Copy all lines of the listing that include the string "Zmień".

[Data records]

.....

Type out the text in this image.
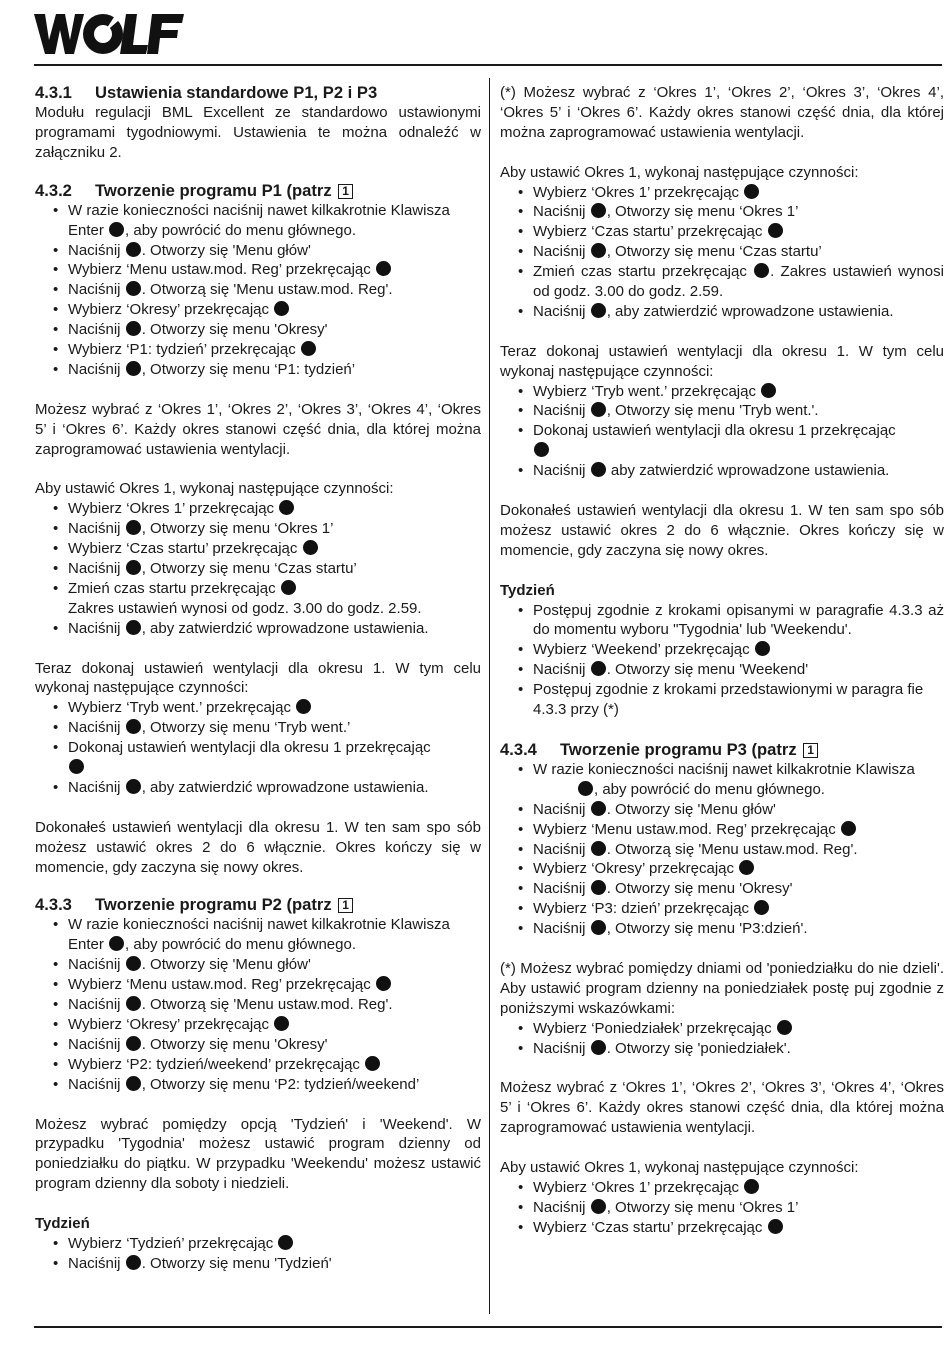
4.3.1 Ustawienia standardowe P1, P2 i P3

Modułu regulacji BML Excellent ze standardowo ustawionymi programami tygodniowymi. Ustawienia te można odnaleźć w załączniku 2.

4.3.2 Tworzenie programu P1 (patrz 1
• W razie konieczności naciśnij nawet kilkakrotnie Klawisza Enter , aby powrócić do menu głównego.
• Naciśnij . Otworzy się 'Menu głów'
• Wybierz ‘Menu ustaw.mod. Reg’ przekręcając
• Naciśnij . Otworzą się 'Menu ustaw.mod. Reg'.
• Wybierz ‘Okresy’ przekręcając
• Naciśnij . Otworzy się menu 'Okresy'
• Wybierz ‘P1: tydzień’ przekręcając
• Naciśnij , Otworzy się menu ‘P1: tydzień’

Możesz wybrać z ‘Okres 1’, ‘Okres 2’, ‘Okres 3’, ‘Okres 4’, ‘Okres 5’ i ‘Okres 6’. Każdy okres stanowi część dnia, dla której można zaprogramować ustawienia wentylacji.

Aby ustawić Okres 1, wykonaj następujące czynności:

• Wybierz ‘Okres 1’ przekręcając
• Naciśnij , Otworzy się menu ‘Okres 1’
• Wybierz ‘Czas startu’ przekręcając
• Naciśnij , Otworzy się menu ‘Czas startu’
• Zmień czas startu przekręcając
Zakres ustawień wynosi od godz. 3.00 do godz. 2.59.
• Naciśnij , aby zatwierdzić wprowadzone ustawienia.

Teraz dokonaj ustawień wentylacji dla okresu 1. W tym celu wykonaj następujące czynności:

• Wybierz ‘Tryb went.’ przekręcając
• Naciśnij , Otworzy się menu ‘Tryb went.’
• Dokonaj ustawień wentylacji dla okresu 1 przekręcając

• Naciśnij , aby zatwierdzić wprowadzone ustawienia.

Dokonałeś ustawień wentylacji dla okresu 1. W ten sam spo sób możesz ustawić okres 2 do 6 włącznie. Okres kończy się w momencie, gdy zaczyna się nowy okres.

4.3.3 Tworzenie programu P2 (patrz 1
• W razie konieczności naciśnij nawet kilkakrotnie Klawisza Enter , aby powrócić do menu głównego.
• Naciśnij . Otworzy się 'Menu głów'
• Wybierz ‘Menu ustaw.mod. Reg’ przekręcając
• Naciśnij . Otworzą się 'Menu ustaw.mod. Reg'.
• Wybierz ‘Okresy’ przekręcając
• Naciśnij . Otworzy się menu 'Okresy'
• Wybierz ‘P2: tydzień/weekend’ przekręcając
• Naciśnij , Otworzy się menu ‘P2: tydzień/weekend’

Możesz wybrać pomiędzy opcją 'Tydzień' i 'Weekend'. W przypadku 'Tygodnia' możesz ustawić program dzienny od poniedziałku do piątku. W przypadku 'Weekendu' możesz ustawić program dzienny dla soboty i niedzieli.

Tydzień

• Wybierz ‘Tydzień’ przekręcając
• Naciśnij . Otworzy się menu 'Tydzień'

(*) Możesz wybrać z ‘Okres 1’, ‘Okres 2’, ‘Okres 3’, ‘Okres 4’, ‘Okres 5’ i ‘Okres 6’. Każdy okres stanowi część dnia, dla której można zaprogramować ustawienia wentylacji.

Aby ustawić Okres 1, wykonaj następujące czynności:

• Wybierz ‘Okres 1’ przekręcając
• Naciśnij , Otworzy się menu ‘Okres 1’
• Wybierz ‘Czas startu’ przekręcając
• Naciśnij , Otworzy się menu ‘Czas startu’
• Zmień czas startu przekręcając . Zakres ustawień wynosi od godz. 3.00 do godz. 2.59.
• Naciśnij , aby zatwierdzić wprowadzone ustawienia.

Teraz dokonaj ustawień wentylacji dla okresu 1. W tym celu wykonaj następujące czynności:

• Wybierz ‘Tryb went.’ przekręcając
• Naciśnij , Otworzy się menu 'Tryb went.'.
• Dokonaj ustawień wentylacji dla okresu 1 przekręcając

• Naciśnij  aby zatwierdzić wprowadzone ustawienia.

Dokonałeś ustawień wentylacji dla okresu 1. W ten sam spo sób możesz ustawić okres 2 do 6 włącznie. Okres kończy się w momencie, gdy zaczyna się nowy okres.

Tydzień

• Postępuj zgodnie z krokami opisanymi w paragrafie 4.3.3 aż do momentu wyboru "Tygodnia' lub 'Weekendu'.
• Wybierz ‘Weekend’ przekręcając
• Naciśnij . Otworzy się menu 'Weekend'
• Postępuj zgodnie z krokami przedstawionymi w paragra fie 4.3.3 przy (*)
4.3.4 Tworzenie programu P3 (patrz 1
• W razie konieczności naciśnij nawet kilkakrotnie Klawisza
, aby powrócić do menu głównego.
• Naciśnij . Otworzy się 'Menu głów'
• Wybierz ‘Menu ustaw.mod. Reg’ przekręcając
• Naciśnij . Otworzą się 'Menu ustaw.mod. Reg'.
• Wybierz ‘Okresy’ przekręcając
• Naciśnij . Otworzy się menu 'Okresy'
• Wybierz ‘P3: dzień’ przekręcając
• Naciśnij , Otworzy się menu 'P3:dzień'.

(*) Możesz wybrać pomiędzy dniami od 'poniedziałku do nie dzieli'. Aby ustawić program dzienny na poniedziałek postę puj zgodnie z poniższymi wskazówkami:

• Wybierz ‘Poniedziałek’ przekręcając
• Naciśnij . Otworzy się 'poniedziałek'.

Możesz wybrać z ‘Okres 1’, ‘Okres 2’, ‘Okres 3’, ‘Okres 4’, ‘Okres 5’ i ‘Okres 6’. Każdy okres stanowi część dnia, dla której można zaprogramować ustawienia wentylacji.

Aby ustawić Okres 1, wykonaj następujące czynności:

• Wybierz ‘Okres 1’ przekręcając
• Naciśnij , Otworzy się menu ‘Okres 1’
• Wybierz ‘Czas startu’ przekręcając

.....

TASK RESULT –
• Zmień czas startu przekręcając
• Zmień czas startu przekręcając . Zakres ustawień wynosi od godz. 3.00 do godz. 2.59.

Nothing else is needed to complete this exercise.